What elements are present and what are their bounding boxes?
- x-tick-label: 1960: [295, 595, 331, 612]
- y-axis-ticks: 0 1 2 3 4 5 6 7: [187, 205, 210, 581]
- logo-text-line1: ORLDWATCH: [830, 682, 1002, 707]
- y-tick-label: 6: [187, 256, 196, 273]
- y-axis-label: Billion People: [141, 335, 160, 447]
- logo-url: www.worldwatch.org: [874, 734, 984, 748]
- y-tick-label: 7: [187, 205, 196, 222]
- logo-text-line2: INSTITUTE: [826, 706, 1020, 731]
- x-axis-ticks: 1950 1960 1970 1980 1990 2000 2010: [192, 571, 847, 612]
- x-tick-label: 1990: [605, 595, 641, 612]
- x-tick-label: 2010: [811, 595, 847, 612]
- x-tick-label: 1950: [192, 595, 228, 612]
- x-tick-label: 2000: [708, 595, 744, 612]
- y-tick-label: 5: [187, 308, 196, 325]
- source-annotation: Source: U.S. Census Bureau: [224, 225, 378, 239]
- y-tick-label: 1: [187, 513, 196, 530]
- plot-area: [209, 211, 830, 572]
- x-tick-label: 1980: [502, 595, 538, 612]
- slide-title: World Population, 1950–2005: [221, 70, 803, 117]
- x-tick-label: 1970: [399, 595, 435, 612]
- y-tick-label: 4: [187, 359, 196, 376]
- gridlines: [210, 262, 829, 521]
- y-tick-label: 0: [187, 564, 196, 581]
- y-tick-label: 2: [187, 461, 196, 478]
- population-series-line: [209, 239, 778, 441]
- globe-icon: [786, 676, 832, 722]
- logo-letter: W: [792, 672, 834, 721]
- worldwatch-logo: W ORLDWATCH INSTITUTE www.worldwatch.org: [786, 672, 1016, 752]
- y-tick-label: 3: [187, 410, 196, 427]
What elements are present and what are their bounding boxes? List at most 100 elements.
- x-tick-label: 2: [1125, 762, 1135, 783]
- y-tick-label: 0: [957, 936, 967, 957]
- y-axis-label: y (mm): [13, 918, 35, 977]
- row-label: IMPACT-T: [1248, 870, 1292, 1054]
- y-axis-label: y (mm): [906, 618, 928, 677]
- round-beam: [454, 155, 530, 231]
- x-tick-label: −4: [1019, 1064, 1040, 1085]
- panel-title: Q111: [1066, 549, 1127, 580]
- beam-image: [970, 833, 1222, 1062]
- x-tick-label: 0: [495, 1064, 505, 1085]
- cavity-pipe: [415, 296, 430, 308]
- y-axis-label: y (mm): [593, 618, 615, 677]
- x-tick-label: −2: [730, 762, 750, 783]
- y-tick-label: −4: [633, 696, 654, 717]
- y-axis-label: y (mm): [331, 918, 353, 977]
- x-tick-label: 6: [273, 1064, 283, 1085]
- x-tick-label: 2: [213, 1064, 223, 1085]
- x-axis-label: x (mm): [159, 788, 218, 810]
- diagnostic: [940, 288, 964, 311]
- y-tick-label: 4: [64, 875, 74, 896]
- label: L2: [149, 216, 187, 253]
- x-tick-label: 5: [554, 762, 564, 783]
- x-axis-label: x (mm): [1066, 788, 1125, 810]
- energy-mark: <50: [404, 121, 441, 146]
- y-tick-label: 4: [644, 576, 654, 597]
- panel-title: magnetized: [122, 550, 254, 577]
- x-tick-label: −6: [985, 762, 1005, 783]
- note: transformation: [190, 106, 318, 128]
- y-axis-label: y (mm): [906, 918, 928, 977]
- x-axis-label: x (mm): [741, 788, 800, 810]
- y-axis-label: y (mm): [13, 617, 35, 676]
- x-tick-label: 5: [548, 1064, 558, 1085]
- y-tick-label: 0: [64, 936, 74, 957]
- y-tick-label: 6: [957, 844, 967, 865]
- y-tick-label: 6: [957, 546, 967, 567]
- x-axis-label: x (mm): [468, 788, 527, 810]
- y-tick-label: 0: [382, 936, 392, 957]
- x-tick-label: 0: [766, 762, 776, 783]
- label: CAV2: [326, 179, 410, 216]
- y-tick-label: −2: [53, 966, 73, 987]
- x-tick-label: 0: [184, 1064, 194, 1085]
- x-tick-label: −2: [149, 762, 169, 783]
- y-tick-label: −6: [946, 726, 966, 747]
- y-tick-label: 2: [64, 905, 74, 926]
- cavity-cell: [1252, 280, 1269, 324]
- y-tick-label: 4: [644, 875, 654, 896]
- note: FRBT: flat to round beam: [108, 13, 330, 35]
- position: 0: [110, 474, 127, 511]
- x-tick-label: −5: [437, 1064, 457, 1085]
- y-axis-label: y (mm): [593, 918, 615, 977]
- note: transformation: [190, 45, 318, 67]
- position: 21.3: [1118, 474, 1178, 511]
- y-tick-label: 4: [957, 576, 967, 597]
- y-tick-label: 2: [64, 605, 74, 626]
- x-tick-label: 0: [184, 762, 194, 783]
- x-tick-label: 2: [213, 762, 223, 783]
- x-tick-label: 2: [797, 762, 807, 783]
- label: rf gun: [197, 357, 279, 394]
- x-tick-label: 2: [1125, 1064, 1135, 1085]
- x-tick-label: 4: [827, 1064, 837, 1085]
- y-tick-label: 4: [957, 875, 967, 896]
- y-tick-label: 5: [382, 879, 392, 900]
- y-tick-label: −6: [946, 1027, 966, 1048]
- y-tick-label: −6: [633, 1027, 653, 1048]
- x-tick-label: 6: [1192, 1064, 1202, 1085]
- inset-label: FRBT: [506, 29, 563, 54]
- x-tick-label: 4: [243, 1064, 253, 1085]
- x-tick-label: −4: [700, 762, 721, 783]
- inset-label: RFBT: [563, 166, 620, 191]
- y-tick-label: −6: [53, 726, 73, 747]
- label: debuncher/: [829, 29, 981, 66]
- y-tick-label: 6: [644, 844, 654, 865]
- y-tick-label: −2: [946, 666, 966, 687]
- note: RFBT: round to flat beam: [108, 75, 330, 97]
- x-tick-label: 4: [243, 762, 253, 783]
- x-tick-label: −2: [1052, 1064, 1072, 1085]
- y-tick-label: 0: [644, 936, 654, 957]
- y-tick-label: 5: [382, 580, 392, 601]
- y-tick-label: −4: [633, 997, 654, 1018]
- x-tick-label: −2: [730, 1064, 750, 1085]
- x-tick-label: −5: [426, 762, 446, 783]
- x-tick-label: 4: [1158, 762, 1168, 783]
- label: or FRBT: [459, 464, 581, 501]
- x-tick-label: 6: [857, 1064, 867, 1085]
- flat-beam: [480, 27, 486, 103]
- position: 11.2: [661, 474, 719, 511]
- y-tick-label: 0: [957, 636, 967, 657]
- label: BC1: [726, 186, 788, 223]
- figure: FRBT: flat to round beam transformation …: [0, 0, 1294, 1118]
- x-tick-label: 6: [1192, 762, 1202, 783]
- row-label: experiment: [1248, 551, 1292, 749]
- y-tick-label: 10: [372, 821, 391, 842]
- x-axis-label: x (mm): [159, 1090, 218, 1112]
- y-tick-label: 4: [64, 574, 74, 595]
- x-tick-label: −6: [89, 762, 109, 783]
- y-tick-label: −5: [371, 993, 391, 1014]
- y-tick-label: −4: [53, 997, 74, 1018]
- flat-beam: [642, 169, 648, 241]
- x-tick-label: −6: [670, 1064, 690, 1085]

══════════

**TASK TO COMPLETE**
Copy out the records above, word for word, starting at the very first line and going on through the line with "- worldwatch-logo: W", both included.

**TASK SOLUTION**
What elements are present and what are their bounding boxes?
- x-tick-label: 1960: [295, 595, 331, 612]
- y-axis-ticks: 0 1 2 3 4 5 6 7: [187, 205, 210, 581]
- logo-text-line1: ORLDWATCH: [830, 682, 1002, 707]
- y-tick-label: 6: [187, 256, 196, 273]
- y-axis-label: Billion People: [141, 335, 160, 447]
- logo-url: www.worldwatch.org: [874, 734, 984, 748]
- y-tick-label: 7: [187, 205, 196, 222]
- logo-text-line2: INSTITUTE: [826, 706, 1020, 731]
- x-axis-ticks: 1950 1960 1970 1980 1990 2000 2010: [192, 571, 847, 612]
- x-tick-label: 1990: [605, 595, 641, 612]
- x-tick-label: 2010: [811, 595, 847, 612]
- x-tick-label: 1950: [192, 595, 228, 612]
- x-tick-label: 2000: [708, 595, 744, 612]
- y-tick-label: 5: [187, 308, 196, 325]
- source-annotation: Source: U.S. Census Bureau: [224, 225, 378, 239]
- y-tick-label: 1: [187, 513, 196, 530]
- plot-area: [209, 211, 830, 572]
- x-tick-label: 1980: [502, 595, 538, 612]
- slide-title: World Population, 1950–2005: [221, 70, 803, 117]
- x-tick-label: 1970: [399, 595, 435, 612]
- y-tick-label: 4: [187, 359, 196, 376]
- gridlines: [210, 262, 829, 521]
- y-tick-label: 0: [187, 564, 196, 581]
- y-tick-label: 2: [187, 461, 196, 478]
- population-series-line: [209, 239, 778, 441]
- globe-icon: [786, 676, 832, 722]
- logo-letter: W: [792, 672, 834, 721]
- worldwatch-logo: W ORLDWATCH INSTITUTE www.worldwatch.org: [786, 672, 1016, 752]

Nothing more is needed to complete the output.